[Work to do] Your task is to repeat the entries word for word while leaving out the pictures.

[Raw records]
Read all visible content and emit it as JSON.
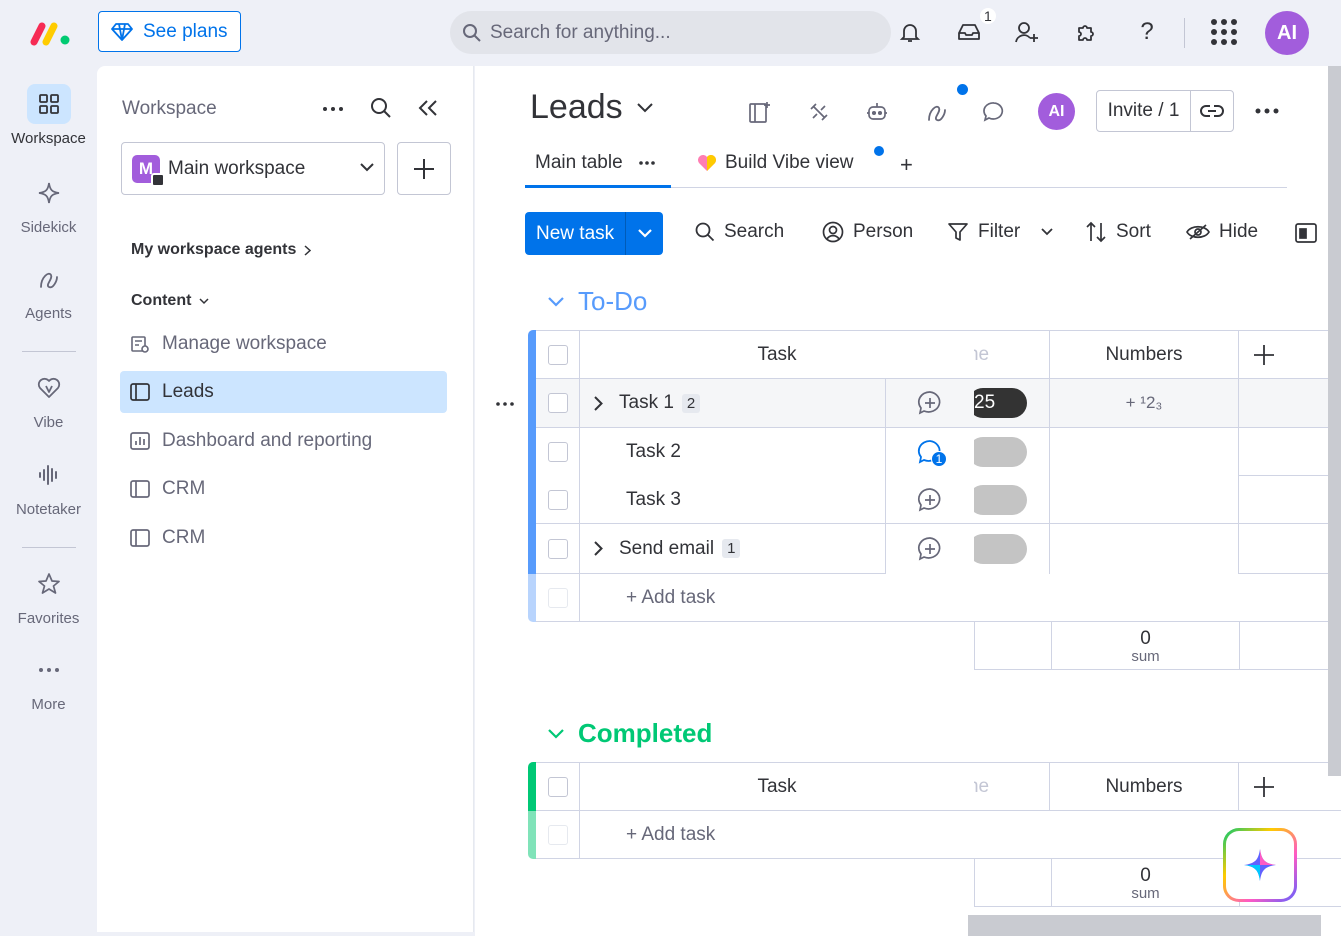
{
  "topbar": {
    "see_plans": "See plans",
    "search_placeholder": "Search for anything...",
    "inbox_badge": "1",
    "avatar": "AI"
  },
  "rail": {
    "items": [
      {
        "label": "Workspace",
        "icon": "grid-icon"
      },
      {
        "label": "Sidekick",
        "icon": "sparkle-icon"
      },
      {
        "label": "Agents",
        "icon": "agent-icon"
      },
      {
        "label": "Vibe",
        "icon": "heart-icon"
      },
      {
        "label": "Notetaker",
        "icon": "waveform-icon"
      },
      {
        "label": "Favorites",
        "icon": "star-icon"
      },
      {
        "label": "More",
        "icon": "more-dots-icon"
      }
    ]
  },
  "workspace": {
    "title": "Workspace",
    "selected": "Main workspace",
    "selected_initial": "M",
    "agents_link": "My workspace agents",
    "content_label": "Content",
    "items": [
      {
        "label": "Manage workspace"
      },
      {
        "label": "Leads"
      },
      {
        "label": "Dashboard and reporting"
      },
      {
        "label": "CRM"
      },
      {
        "label": "CRM"
      }
    ]
  },
  "board": {
    "title": "Leads",
    "avatar": "AI",
    "invite": "Invite / 1",
    "tabs": {
      "main": "Main table",
      "vibe": "Build Vibe view",
      "add": "+"
    },
    "toolbar": {
      "new_task": "New task",
      "search": "Search",
      "person": "Person",
      "filter": "Filter",
      "sort": "Sort",
      "hide": "Hide"
    },
    "columns": {
      "task": "Task",
      "timeline": "Timeline",
      "numbers": "Numbers"
    },
    "groups": [
      {
        "title": "To-Do",
        "color": "#579bfc",
        "rows": [
          {
            "name": "Task 1",
            "subitems": "2",
            "timeline": "25",
            "numbers": "+ ¹2₃"
          },
          {
            "name": "Task 2",
            "subitems": "",
            "updates": "1"
          },
          {
            "name": "Task 3",
            "subitems": ""
          },
          {
            "name": "Send email",
            "subitems": "1"
          }
        ],
        "add_task": "+ Add task",
        "sum_value": "0",
        "sum_label": "sum"
      },
      {
        "title": "Completed",
        "color": "#00c875",
        "rows": [],
        "add_task": "+ Add task",
        "sum_value": "0",
        "sum_label": "sum"
      }
    ]
  },
  "colors": {
    "primary": "#0073ea",
    "todo": "#579bfc",
    "done": "#00c875",
    "avatar": "#a25ddc"
  }
}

[Expected answer]
Read all visible content and emit it as JSON.
{
  "topbar": {
    "see_plans": "See plans",
    "search_placeholder": "Search for anything...",
    "inbox_badge": "1",
    "avatar": "AI"
  },
  "rail": {
    "items": [
      {
        "label": "Workspace",
        "icon": "grid-icon"
      },
      {
        "label": "Sidekick",
        "icon": "sparkle-icon"
      },
      {
        "label": "Agents",
        "icon": "agent-icon"
      },
      {
        "label": "Vibe",
        "icon": "heart-icon"
      },
      {
        "label": "Notetaker",
        "icon": "waveform-icon"
      },
      {
        "label": "Favorites",
        "icon": "star-icon"
      },
      {
        "label": "More",
        "icon": "more-dots-icon"
      }
    ]
  },
  "workspace": {
    "title": "Workspace",
    "selected": "Main workspace",
    "selected_initial": "M",
    "agents_link": "My workspace agents",
    "content_label": "Content",
    "items": [
      {
        "label": "Manage workspace"
      },
      {
        "label": "Leads"
      },
      {
        "label": "Dashboard and reporting"
      },
      {
        "label": "CRM"
      },
      {
        "label": "CRM"
      }
    ]
  },
  "board": {
    "title": "Leads",
    "avatar": "AI",
    "invite": "Invite / 1",
    "tabs": {
      "main": "Main table",
      "vibe": "Build Vibe view",
      "add": "+"
    },
    "toolbar": {
      "new_task": "New task",
      "search": "Search",
      "person": "Person",
      "filter": "Filter",
      "sort": "Sort",
      "hide": "Hide"
    },
    "columns": {
      "task": "Task",
      "timeline": "Timeline",
      "numbers": "Numbers"
    },
    "groups": [
      {
        "title": "To-Do",
        "color": "#579bfc",
        "rows": [
          {
            "name": "Task 1",
            "subitems": "2",
            "timeline": "25",
            "numbers": "+ ¹2₃"
          },
          {
            "name": "Task 2",
            "subitems": "",
            "updates": "1"
          },
          {
            "name": "Task 3",
            "subitems": ""
          },
          {
            "name": "Send email",
            "subitems": "1"
          }
        ],
        "add_task": "+ Add task",
        "sum_value": "0",
        "sum_label": "sum"
      },
      {
        "title": "Completed",
        "color": "#00c875",
        "rows": [],
        "add_task": "+ Add task",
        "sum_value": "0",
        "sum_label": "sum"
      }
    ]
  },
  "colors": {
    "primary": "#0073ea",
    "todo": "#579bfc",
    "done": "#00c875",
    "avatar": "#a25ddc"
  }
}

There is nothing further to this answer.